··· Material supplied
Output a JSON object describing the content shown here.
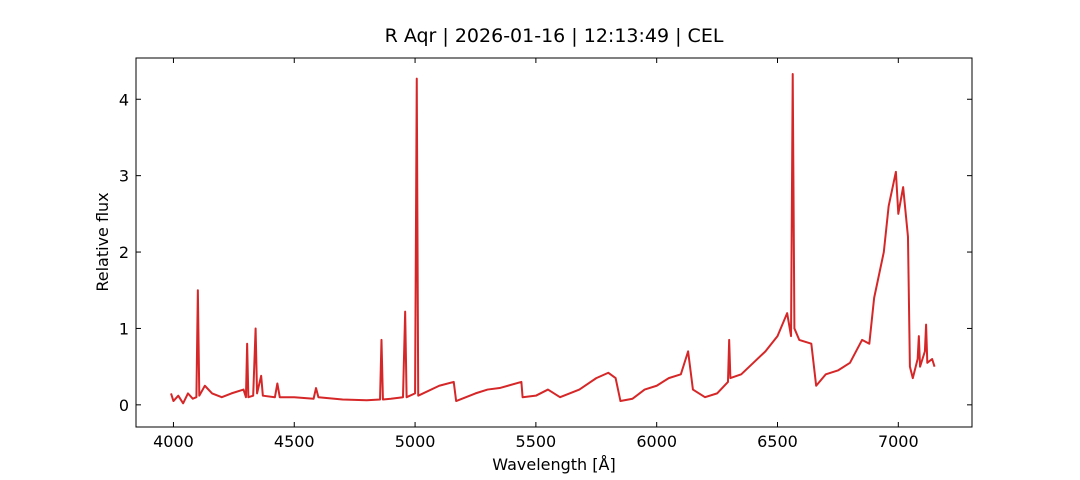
{
  "chart_data": {
    "type": "line",
    "title": "R Aqr | 2026-01-16 | 12:13:49 | CEL",
    "xlabel": "Wavelength [Å]",
    "ylabel": "Relative flux",
    "xlim": [
      3845,
      7305
    ],
    "ylim": [
      -0.29,
      4.54
    ],
    "xticks": [
      4000,
      4500,
      5000,
      5500,
      6000,
      6500,
      7000
    ],
    "yticks": [
      0,
      1,
      2,
      3,
      4
    ],
    "grid": false,
    "x": [
      3990,
      4000,
      4020,
      4040,
      4060,
      4080,
      4095,
      4101,
      4107,
      4130,
      4160,
      4200,
      4240,
      4290,
      4300,
      4305,
      4310,
      4330,
      4340,
      4346,
      4363,
      4370,
      4420,
      4430,
      4440,
      4500,
      4580,
      4590,
      4600,
      4700,
      4800,
      4855,
      4861,
      4867,
      4900,
      4950,
      4959,
      4965,
      5000,
      5007,
      5013,
      5100,
      5160,
      5170,
      5250,
      5300,
      5350,
      5440,
      5445,
      5500,
      5550,
      5600,
      5680,
      5750,
      5800,
      5830,
      5850,
      5900,
      5950,
      6000,
      6050,
      6100,
      6130,
      6150,
      6200,
      6250,
      6295,
      6300,
      6305,
      6350,
      6400,
      6450,
      6500,
      6540,
      6556,
      6563,
      6570,
      6590,
      6640,
      6660,
      6700,
      6750,
      6800,
      6850,
      6880,
      6900,
      6940,
      6960,
      6980,
      6990,
      7000,
      7020,
      7040,
      7048,
      7060,
      7080,
      7085,
      7090,
      7110,
      7115,
      7120,
      7140,
      7150
    ],
    "series": [
      {
        "name": "R Aqr",
        "color": "#d62728",
        "values": [
          0.15,
          0.05,
          0.12,
          0.02,
          0.15,
          0.08,
          0.1,
          1.5,
          0.12,
          0.25,
          0.15,
          0.1,
          0.15,
          0.2,
          0.1,
          0.8,
          0.1,
          0.12,
          1.0,
          0.15,
          0.38,
          0.12,
          0.1,
          0.28,
          0.1,
          0.1,
          0.08,
          0.22,
          0.1,
          0.07,
          0.06,
          0.07,
          0.85,
          0.07,
          0.08,
          0.1,
          1.22,
          0.1,
          0.15,
          4.27,
          0.12,
          0.25,
          0.3,
          0.05,
          0.15,
          0.2,
          0.22,
          0.3,
          0.1,
          0.12,
          0.2,
          0.1,
          0.2,
          0.35,
          0.42,
          0.35,
          0.05,
          0.08,
          0.2,
          0.25,
          0.35,
          0.4,
          0.7,
          0.2,
          0.1,
          0.15,
          0.3,
          0.85,
          0.35,
          0.4,
          0.55,
          0.7,
          0.9,
          1.2,
          0.9,
          4.33,
          1.0,
          0.85,
          0.8,
          0.25,
          0.4,
          0.45,
          0.55,
          0.85,
          0.8,
          1.4,
          2.0,
          2.6,
          2.9,
          3.05,
          2.5,
          2.85,
          2.2,
          0.5,
          0.35,
          0.6,
          0.9,
          0.5,
          0.7,
          1.05,
          0.55,
          0.6,
          0.5
        ]
      }
    ]
  }
}
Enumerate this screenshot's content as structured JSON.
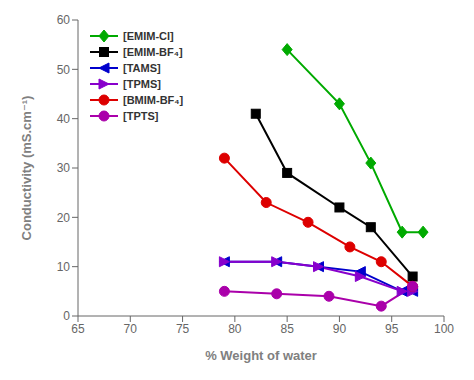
{
  "chart_data": {
    "type": "line",
    "x_label": "% Weight of water",
    "y_label": "Conductivity (mS.cm⁻¹)",
    "xlim": [
      65,
      100
    ],
    "ylim": [
      0,
      60
    ],
    "xticks": [
      65,
      70,
      75,
      80,
      85,
      90,
      95,
      100
    ],
    "yticks": [
      0,
      10,
      20,
      30,
      40,
      50,
      60
    ],
    "grid": false,
    "legend": "upper left",
    "series": [
      {
        "name": "[EMIM-Cl]",
        "color": "#00aa00",
        "marker": "diamond",
        "x": [
          85,
          90,
          93,
          96,
          98
        ],
        "values": [
          54,
          43,
          31,
          17,
          17
        ]
      },
      {
        "name": "[EMIM-BF₄]",
        "color": "#000000",
        "marker": "square",
        "x": [
          82,
          85,
          90,
          93,
          97
        ],
        "values": [
          41,
          29,
          22,
          18,
          8
        ]
      },
      {
        "name": "[TAMS]",
        "color": "#0000cc",
        "marker": "triangle-left",
        "x": [
          79,
          84,
          88,
          92,
          96,
          97
        ],
        "values": [
          11,
          11,
          10,
          9,
          5,
          5
        ]
      },
      {
        "name": "[TPMS]",
        "color": "#8800cc",
        "marker": "triangle-right",
        "x": [
          79,
          84,
          88,
          92,
          96,
          97
        ],
        "values": [
          11,
          11,
          10,
          8,
          5,
          5
        ]
      },
      {
        "name": "[BMIM-BF₄]",
        "color": "#dd0000",
        "marker": "circle",
        "x": [
          79,
          83,
          87,
          91,
          94,
          97
        ],
        "values": [
          32,
          23,
          19,
          14,
          11,
          6
        ]
      },
      {
        "name": "[TPTS]",
        "color": "#aa00aa",
        "marker": "circle",
        "x": [
          79,
          84,
          89,
          94,
          97
        ],
        "values": [
          5,
          4.5,
          4,
          2,
          6
        ]
      }
    ]
  }
}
······
What the task requires:
List the lines of the material in which the word "JSON" occurs.

The answer:
Output a JSON object describing the content shown here.
Enumerate this screenshot's content as structured JSON.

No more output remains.